Input records ->
········

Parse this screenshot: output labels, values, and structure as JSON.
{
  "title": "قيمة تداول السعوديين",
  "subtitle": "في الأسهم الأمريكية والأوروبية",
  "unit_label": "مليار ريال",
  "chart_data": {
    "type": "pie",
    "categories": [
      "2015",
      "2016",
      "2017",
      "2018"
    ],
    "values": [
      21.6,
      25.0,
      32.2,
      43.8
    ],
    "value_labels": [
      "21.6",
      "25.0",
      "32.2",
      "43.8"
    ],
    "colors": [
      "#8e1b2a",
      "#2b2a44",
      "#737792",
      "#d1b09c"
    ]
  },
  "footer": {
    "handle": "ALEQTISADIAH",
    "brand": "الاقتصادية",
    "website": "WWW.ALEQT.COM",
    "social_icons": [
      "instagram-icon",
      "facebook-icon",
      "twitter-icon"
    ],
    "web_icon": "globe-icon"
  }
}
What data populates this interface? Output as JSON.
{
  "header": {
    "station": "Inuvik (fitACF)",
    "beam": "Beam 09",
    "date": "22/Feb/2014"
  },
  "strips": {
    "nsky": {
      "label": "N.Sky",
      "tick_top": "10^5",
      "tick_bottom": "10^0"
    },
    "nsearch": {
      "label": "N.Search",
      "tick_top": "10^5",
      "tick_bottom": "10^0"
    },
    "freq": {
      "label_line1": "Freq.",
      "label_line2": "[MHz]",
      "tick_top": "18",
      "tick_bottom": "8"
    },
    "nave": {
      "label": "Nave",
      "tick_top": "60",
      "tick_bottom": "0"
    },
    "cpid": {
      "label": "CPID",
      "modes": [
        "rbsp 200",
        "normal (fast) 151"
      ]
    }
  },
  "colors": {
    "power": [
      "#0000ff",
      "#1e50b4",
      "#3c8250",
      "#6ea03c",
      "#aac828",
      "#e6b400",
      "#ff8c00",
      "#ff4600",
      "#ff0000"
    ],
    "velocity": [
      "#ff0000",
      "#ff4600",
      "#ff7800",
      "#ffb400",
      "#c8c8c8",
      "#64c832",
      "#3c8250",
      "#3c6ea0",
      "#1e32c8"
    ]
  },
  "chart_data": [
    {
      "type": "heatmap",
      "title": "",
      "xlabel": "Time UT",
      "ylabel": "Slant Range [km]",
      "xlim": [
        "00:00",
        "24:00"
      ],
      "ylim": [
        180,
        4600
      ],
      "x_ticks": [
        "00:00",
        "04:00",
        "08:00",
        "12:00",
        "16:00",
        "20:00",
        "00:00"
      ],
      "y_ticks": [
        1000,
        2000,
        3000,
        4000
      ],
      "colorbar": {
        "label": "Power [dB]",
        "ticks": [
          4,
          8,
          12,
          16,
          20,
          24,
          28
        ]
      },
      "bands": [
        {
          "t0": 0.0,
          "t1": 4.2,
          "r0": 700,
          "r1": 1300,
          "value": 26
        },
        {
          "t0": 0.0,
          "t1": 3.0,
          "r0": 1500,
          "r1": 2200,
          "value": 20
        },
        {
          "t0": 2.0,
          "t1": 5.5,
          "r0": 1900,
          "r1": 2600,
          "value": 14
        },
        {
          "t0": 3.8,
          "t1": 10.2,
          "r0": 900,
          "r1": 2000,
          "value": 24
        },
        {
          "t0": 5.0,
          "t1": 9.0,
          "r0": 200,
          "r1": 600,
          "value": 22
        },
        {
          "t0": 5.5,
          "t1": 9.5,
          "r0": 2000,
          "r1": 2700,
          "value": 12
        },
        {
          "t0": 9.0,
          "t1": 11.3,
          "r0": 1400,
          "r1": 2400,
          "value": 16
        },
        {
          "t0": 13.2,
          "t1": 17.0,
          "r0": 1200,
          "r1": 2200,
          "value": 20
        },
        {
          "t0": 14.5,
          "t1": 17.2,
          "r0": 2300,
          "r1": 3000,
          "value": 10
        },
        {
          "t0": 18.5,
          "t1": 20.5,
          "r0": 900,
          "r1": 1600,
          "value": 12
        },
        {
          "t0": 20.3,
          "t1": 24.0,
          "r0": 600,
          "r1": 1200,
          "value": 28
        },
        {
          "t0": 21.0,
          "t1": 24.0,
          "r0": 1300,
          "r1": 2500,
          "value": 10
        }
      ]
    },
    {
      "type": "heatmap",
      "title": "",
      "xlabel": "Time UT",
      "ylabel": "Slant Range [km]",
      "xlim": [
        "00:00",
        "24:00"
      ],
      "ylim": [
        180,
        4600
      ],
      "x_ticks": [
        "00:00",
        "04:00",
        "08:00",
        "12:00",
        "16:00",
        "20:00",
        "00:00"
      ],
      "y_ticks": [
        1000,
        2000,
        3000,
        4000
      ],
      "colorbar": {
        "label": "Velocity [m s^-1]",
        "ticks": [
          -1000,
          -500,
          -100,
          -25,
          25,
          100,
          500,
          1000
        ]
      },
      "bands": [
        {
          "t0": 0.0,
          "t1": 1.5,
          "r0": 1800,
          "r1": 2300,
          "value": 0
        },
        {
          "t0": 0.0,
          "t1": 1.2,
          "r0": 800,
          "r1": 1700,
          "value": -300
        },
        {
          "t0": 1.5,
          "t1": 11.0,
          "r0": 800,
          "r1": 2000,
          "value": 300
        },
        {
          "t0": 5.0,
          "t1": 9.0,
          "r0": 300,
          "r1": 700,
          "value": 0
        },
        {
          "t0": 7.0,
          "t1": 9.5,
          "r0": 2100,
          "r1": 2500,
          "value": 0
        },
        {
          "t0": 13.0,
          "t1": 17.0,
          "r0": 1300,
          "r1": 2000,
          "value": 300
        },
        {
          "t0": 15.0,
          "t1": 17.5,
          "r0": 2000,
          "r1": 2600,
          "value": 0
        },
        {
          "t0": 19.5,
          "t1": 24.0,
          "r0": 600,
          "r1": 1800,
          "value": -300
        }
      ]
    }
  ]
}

········

Task brief -> Write out the whole listing again, exactly as it stands.

Written response ->
Parse this screenshot: output labels, values, and structure as JSON.
{
  "title": "قيمة تداول السعوديين",
  "subtitle": "في الأسهم الأمريكية والأوروبية",
  "unit_label": "مليار ريال",
  "chart_data": {
    "type": "pie",
    "categories": [
      "2015",
      "2016",
      "2017",
      "2018"
    ],
    "values": [
      21.6,
      25.0,
      32.2,
      43.8
    ],
    "value_labels": [
      "21.6",
      "25.0",
      "32.2",
      "43.8"
    ],
    "colors": [
      "#8e1b2a",
      "#2b2a44",
      "#737792",
      "#d1b09c"
    ]
  },
  "footer": {
    "handle": "ALEQTISADIAH",
    "brand": "الاقتصادية",
    "website": "WWW.ALEQT.COM",
    "social_icons": [
      "instagram-icon",
      "facebook-icon",
      "twitter-icon"
    ],
    "web_icon": "globe-icon"
  }
}
What data populates this interface? Output as JSON.
{
  "header": {
    "station": "Inuvik (fitACF)",
    "beam": "Beam 09",
    "date": "22/Feb/2014"
  },
  "strips": {
    "nsky": {
      "label": "N.Sky",
      "tick_top": "10^5",
      "tick_bottom": "10^0"
    },
    "nsearch": {
      "label": "N.Search",
      "tick_top": "10^5",
      "tick_bottom": "10^0"
    },
    "freq": {
      "label_line1": "Freq.",
      "label_line2": "[MHz]",
      "tick_top": "18",
      "tick_bottom": "8"
    },
    "nave": {
      "label": "Nave",
      "tick_top": "60",
      "tick_bottom": "0"
    },
    "cpid": {
      "label": "CPID",
      "modes": [
        "rbsp 200",
        "normal (fast) 151"
      ]
    }
  },
  "colors": {
    "power": [
      "#0000ff",
      "#1e50b4",
      "#3c8250",
      "#6ea03c",
      "#aac828",
      "#e6b400",
      "#ff8c00",
      "#ff4600",
      "#ff0000"
    ],
    "velocity": [
      "#ff0000",
      "#ff4600",
      "#ff7800",
      "#ffb400",
      "#c8c8c8",
      "#64c832",
      "#3c8250",
      "#3c6ea0",
      "#1e32c8"
    ]
  },
  "chart_data": [
    {
      "type": "heatmap",
      "title": "",
      "xlabel": "Time UT",
      "ylabel": "Slant Range [km]",
      "xlim": [
        "00:00",
        "24:00"
      ],
      "ylim": [
        180,
        4600
      ],
      "x_ticks": [
        "00:00",
        "04:00",
        "08:00",
        "12:00",
        "16:00",
        "20:00",
        "00:00"
      ],
      "y_ticks": [
        1000,
        2000,
        3000,
        4000
      ],
      "colorbar": {
        "label": "Power [dB]",
        "ticks": [
          4,
          8,
          12,
          16,
          20,
          24,
          28
        ]
      },
      "bands": [
        {
          "t0": 0.0,
          "t1": 4.2,
          "r0": 700,
          "r1": 1300,
          "value": 26
        },
        {
          "t0": 0.0,
          "t1": 3.0,
          "r0": 1500,
          "r1": 2200,
          "value": 20
        },
        {
          "t0": 2.0,
          "t1": 5.5,
          "r0": 1900,
          "r1": 2600,
          "value": 14
        },
        {
          "t0": 3.8,
          "t1": 10.2,
          "r0": 900,
          "r1": 2000,
          "value": 24
        },
        {
          "t0": 5.0,
          "t1": 9.0,
          "r0": 200,
          "r1": 600,
          "value": 22
        },
        {
          "t0": 5.5,
          "t1": 9.5,
          "r0": 2000,
          "r1": 2700,
          "value": 12
        },
        {
          "t0": 9.0,
          "t1": 11.3,
          "r0": 1400,
          "r1": 2400,
          "value": 16
        },
        {
          "t0": 13.2,
          "t1": 17.0,
          "r0": 1200,
          "r1": 2200,
          "value": 20
        },
        {
          "t0": 14.5,
          "t1": 17.2,
          "r0": 2300,
          "r1": 3000,
          "value": 10
        },
        {
          "t0": 18.5,
          "t1": 20.5,
          "r0": 900,
          "r1": 1600,
          "value": 12
        },
        {
          "t0": 20.3,
          "t1": 24.0,
          "r0": 600,
          "r1": 1200,
          "value": 28
        },
        {
          "t0": 21.0,
          "t1": 24.0,
          "r0": 1300,
          "r1": 2500,
          "value": 10
        }
      ]
    },
    {
      "type": "heatmap",
      "title": "",
      "xlabel": "Time UT",
      "ylabel": "Slant Range [km]",
      "xlim": [
        "00:00",
        "24:00"
      ],
      "ylim": [
        180,
        4600
      ],
      "x_ticks": [
        "00:00",
        "04:00",
        "08:00",
        "12:00",
        "16:00",
        "20:00",
        "00:00"
      ],
      "y_ticks": [
        1000,
        2000,
        3000,
        4000
      ],
      "colorbar": {
        "label": "Velocity [m s^-1]",
        "ticks": [
          -1000,
          -500,
          -100,
          -25,
          25,
          100,
          500,
          1000
        ]
      },
      "bands": [
        {
          "t0": 0.0,
          "t1": 1.5,
          "r0": 1800,
          "r1": 2300,
          "value": 0
        },
        {
          "t0": 0.0,
          "t1": 1.2,
          "r0": 800,
          "r1": 1700,
          "value": -300
        },
        {
          "t0": 1.5,
          "t1": 11.0,
          "r0": 800,
          "r1": 2000,
          "value": 300
        },
        {
          "t0": 5.0,
          "t1": 9.0,
          "r0": 300,
          "r1": 700,
          "value": 0
        },
        {
          "t0": 7.0,
          "t1": 9.5,
          "r0": 2100,
          "r1": 2500,
          "value": 0
        },
        {
          "t0": 13.0,
          "t1": 17.0,
          "r0": 1300,
          "r1": 2000,
          "value": 300
        },
        {
          "t0": 15.0,
          "t1": 17.5,
          "r0": 2000,
          "r1": 2600,
          "value": 0
        },
        {
          "t0": 19.5,
          "t1": 24.0,
          "r0": 600,
          "r1": 1800,
          "value": -300
        }
      ]
    }
  ]
}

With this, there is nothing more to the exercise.